## [Consigne]
Recopiez mot pour mot le passage de l'extrait sur La Cour de Babel qui s'ouvre sur les mots contenant « Quant à ce billet, il » et se clôt sur « du vivre ensemble. ».

## [Extrait source]
On ne peut pas s’empêcher de penser que ce film est aussi une excellente réponse implicite tant aux réacs de l’enseignement (l’enseignement efficace se fait avec les élèves et à partir de leurs questions) qu’aux xénophobes de tous bords.

Quant à ce billet, il ne s’adresse pas seulement à ceux qui ont vu le documentaire … mais aussi à ceux qui ne l’ont pas encore vu, en espérant que cette évocation ne soit pas trop mystérieuse, mais peut-être incitative…

J.-P. F.

3 Comments

  1. Michel JAVOUHEY

    Des enseignements de La Cour de Babel
    En plein accord. La classe d’accueil vécue au quotidien, c’est ça ; un modèle de pédagogie de l’écoute, de la tolérance et du respect qui permet d’aller vers un socle commun (ce n’est pas qu’un gros mot) à savoir la pratique d’une langue commune au service du vivre ensemble.

    Et que ceux qui doutent encore et pensent que nous sommes des ”bisounours” viennent nous rencontrer et passer du temps avec nous. Pour eux aussi notre porte est ouverte …

    M. Javouhey, Principal Clg Rameau Dijon : une classe d’accueil, 40 nationalités au collège (15% étrangers, 40 % originaires) et un plaisir immense d’aller au travail chaque matin, retrouver une équipe de profs ”fou dingues” qui intègrent ces mômes après la CLA et les emmène au DNB (plus value de 9 %!) et à la seconde.

  2. so

    Des enseignements de La Cour de Babel
    D’accord avec le texte de Jean-Pierre : dans une période où la laïcité n’est que trop souvent prétexte à laisser libre cours à la haine au lieu de nous appeler au respect et à la curiosité et où nous avons besoin de visages d’enfants pour nous rappeler que l’Autre est un peu aussi le même, ce film est bienvenu. On peut toutefois regretter les scènes où l’intimité des enfants n’est pas respectée, ainsi la remise des bulletins aux familles qui félicitent ou réprimandent leur enfant (sans hésiter à menacer d’un retour au pays avec excision et mariage forcé à la clé) devant la caméra et les gros plans constants sur les larmes à gogo, même lorsque les protagonistes essayent de cacher leur visage. Personne ne supporterait d’être filmé dans ces situation. Pourquoi, lorsqu’il s’agit d’enfants, cela ne choque-t-il pas ? Tous les êtres humains sont égaux, mais certains le sont plus que d’autres…

  3. VALEAU Alain

    Des enseignements de La Cour de Babel
    Désolé si je suis iconoclaste!

## [Données fournies]
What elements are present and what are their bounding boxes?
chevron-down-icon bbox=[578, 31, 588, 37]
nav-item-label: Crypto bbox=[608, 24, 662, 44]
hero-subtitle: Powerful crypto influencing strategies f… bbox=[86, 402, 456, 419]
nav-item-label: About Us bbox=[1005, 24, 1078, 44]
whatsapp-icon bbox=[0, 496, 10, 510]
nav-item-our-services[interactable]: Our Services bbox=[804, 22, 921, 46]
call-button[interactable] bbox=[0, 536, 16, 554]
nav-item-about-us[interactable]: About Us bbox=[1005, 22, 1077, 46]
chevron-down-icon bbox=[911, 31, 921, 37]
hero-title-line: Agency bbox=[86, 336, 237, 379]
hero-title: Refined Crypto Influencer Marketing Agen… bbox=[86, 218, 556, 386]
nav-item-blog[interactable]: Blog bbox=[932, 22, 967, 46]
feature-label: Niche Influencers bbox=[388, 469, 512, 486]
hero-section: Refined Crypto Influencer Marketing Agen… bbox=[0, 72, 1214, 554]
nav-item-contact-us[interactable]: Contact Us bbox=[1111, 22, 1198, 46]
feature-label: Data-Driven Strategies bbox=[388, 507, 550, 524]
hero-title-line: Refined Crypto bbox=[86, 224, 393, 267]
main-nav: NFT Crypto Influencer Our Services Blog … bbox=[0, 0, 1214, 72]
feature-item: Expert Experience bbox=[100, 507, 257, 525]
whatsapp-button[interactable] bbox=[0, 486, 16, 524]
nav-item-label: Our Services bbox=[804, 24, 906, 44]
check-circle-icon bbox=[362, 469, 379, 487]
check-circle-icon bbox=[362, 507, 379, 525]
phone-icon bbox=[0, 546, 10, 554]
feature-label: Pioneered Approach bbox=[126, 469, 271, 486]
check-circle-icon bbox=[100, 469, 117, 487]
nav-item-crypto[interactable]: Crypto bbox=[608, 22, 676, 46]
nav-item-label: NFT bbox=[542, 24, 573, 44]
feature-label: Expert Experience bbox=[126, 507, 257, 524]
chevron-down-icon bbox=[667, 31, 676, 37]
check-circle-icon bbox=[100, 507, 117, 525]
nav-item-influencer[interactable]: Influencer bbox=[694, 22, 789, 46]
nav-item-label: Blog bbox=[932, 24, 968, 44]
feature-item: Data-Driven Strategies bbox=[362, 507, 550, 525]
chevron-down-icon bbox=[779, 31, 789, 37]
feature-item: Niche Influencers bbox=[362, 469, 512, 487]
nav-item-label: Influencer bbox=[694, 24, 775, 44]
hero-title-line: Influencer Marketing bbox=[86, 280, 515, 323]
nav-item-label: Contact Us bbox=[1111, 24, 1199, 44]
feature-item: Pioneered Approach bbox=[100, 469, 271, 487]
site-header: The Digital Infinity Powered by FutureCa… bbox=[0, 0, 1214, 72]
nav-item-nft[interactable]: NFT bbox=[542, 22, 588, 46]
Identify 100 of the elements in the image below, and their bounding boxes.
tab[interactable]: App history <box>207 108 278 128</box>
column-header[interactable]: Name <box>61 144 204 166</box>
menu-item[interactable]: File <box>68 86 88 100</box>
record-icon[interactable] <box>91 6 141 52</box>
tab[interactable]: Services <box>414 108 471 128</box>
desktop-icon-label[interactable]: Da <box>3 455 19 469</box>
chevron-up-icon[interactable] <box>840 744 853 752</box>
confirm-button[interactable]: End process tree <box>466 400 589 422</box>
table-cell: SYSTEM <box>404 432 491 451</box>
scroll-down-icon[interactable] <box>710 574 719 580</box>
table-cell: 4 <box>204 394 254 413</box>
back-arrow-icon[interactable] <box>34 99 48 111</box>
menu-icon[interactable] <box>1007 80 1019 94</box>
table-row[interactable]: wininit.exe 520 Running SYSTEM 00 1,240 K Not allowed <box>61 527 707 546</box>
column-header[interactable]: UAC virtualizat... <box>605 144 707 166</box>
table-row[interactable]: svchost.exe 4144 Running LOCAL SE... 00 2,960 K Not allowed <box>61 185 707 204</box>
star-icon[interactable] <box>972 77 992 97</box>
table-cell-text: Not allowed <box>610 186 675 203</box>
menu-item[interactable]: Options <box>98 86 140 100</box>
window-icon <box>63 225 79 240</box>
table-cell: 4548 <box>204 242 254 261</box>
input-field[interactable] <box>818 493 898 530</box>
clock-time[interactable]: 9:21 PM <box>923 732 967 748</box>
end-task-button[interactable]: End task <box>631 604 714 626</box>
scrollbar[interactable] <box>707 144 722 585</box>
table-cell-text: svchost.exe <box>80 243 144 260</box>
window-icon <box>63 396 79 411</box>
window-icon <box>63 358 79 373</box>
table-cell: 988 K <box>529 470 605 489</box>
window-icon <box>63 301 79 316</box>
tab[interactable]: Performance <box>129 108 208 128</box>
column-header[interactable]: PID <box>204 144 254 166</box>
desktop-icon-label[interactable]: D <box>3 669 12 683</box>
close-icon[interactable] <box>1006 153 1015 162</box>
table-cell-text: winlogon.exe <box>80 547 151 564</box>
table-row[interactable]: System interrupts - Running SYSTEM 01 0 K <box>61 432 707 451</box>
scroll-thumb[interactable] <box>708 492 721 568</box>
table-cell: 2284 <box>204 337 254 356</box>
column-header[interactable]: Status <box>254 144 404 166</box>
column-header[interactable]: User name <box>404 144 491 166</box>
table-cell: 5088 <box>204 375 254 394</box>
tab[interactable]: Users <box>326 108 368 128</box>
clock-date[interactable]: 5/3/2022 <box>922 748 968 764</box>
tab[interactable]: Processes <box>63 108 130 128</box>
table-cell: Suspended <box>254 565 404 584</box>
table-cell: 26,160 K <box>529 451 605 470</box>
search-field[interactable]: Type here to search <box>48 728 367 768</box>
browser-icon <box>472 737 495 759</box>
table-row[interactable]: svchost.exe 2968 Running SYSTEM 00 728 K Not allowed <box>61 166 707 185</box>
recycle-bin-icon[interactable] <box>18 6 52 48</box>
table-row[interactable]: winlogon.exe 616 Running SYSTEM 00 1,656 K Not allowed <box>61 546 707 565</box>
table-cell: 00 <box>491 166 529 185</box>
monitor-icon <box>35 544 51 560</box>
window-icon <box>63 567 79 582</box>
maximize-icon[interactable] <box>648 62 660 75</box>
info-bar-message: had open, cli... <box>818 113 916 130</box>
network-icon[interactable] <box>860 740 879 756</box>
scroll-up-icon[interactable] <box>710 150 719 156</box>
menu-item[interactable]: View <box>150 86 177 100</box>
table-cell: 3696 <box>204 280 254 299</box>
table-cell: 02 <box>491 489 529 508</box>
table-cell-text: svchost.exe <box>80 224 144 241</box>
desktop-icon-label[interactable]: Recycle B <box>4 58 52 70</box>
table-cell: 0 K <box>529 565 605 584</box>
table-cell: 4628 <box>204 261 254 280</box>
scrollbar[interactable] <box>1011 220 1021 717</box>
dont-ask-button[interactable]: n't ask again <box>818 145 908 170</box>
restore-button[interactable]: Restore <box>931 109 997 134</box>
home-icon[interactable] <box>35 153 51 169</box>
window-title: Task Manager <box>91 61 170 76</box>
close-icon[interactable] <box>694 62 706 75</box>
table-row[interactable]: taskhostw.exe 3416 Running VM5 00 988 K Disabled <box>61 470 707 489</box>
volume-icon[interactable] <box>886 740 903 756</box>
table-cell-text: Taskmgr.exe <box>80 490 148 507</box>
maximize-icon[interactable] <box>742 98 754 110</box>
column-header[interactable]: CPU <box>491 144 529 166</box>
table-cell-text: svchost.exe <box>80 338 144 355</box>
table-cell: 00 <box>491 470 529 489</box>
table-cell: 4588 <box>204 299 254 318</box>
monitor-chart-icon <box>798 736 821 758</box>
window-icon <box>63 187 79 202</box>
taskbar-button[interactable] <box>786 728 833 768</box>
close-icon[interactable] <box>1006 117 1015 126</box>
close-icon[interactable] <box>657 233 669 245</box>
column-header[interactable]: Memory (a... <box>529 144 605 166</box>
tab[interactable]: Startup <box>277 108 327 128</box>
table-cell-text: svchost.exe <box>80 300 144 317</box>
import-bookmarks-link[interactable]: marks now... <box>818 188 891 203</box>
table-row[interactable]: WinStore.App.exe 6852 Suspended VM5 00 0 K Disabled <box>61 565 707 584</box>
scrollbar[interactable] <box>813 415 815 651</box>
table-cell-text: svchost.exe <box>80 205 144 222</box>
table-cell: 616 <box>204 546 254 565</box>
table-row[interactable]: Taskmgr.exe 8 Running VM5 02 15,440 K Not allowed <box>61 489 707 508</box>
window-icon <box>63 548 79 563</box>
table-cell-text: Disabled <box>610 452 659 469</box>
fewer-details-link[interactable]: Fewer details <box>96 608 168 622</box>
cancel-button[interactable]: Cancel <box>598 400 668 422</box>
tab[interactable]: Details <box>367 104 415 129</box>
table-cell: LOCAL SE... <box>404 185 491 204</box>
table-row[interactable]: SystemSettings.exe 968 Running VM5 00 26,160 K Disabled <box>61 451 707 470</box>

## [Résultat attendu]
Quant à ce billet, il ne s’adresse pas seulement à ceux qui ont vu le documentaire … mais aussi à ceux qui ne l’ont pas encore vu, en espérant que cette évocation ne soit pas trop mystérieuse, mais peut-être incitative…

J.-P. F.

3 Comments

  1. Michel JAVOUHEY

    Des enseignements de La Cour de Babel
    En plein accord. La classe d’accueil vécue au quotidien, c’est ça ; un modèle de pédagogie de l’écoute, de la tolérance et du respect qui permet d’aller vers un socle commun (ce n’est pas qu’un gros mot) à savoir la pratique d’une langue commune au service du vivre ensemble.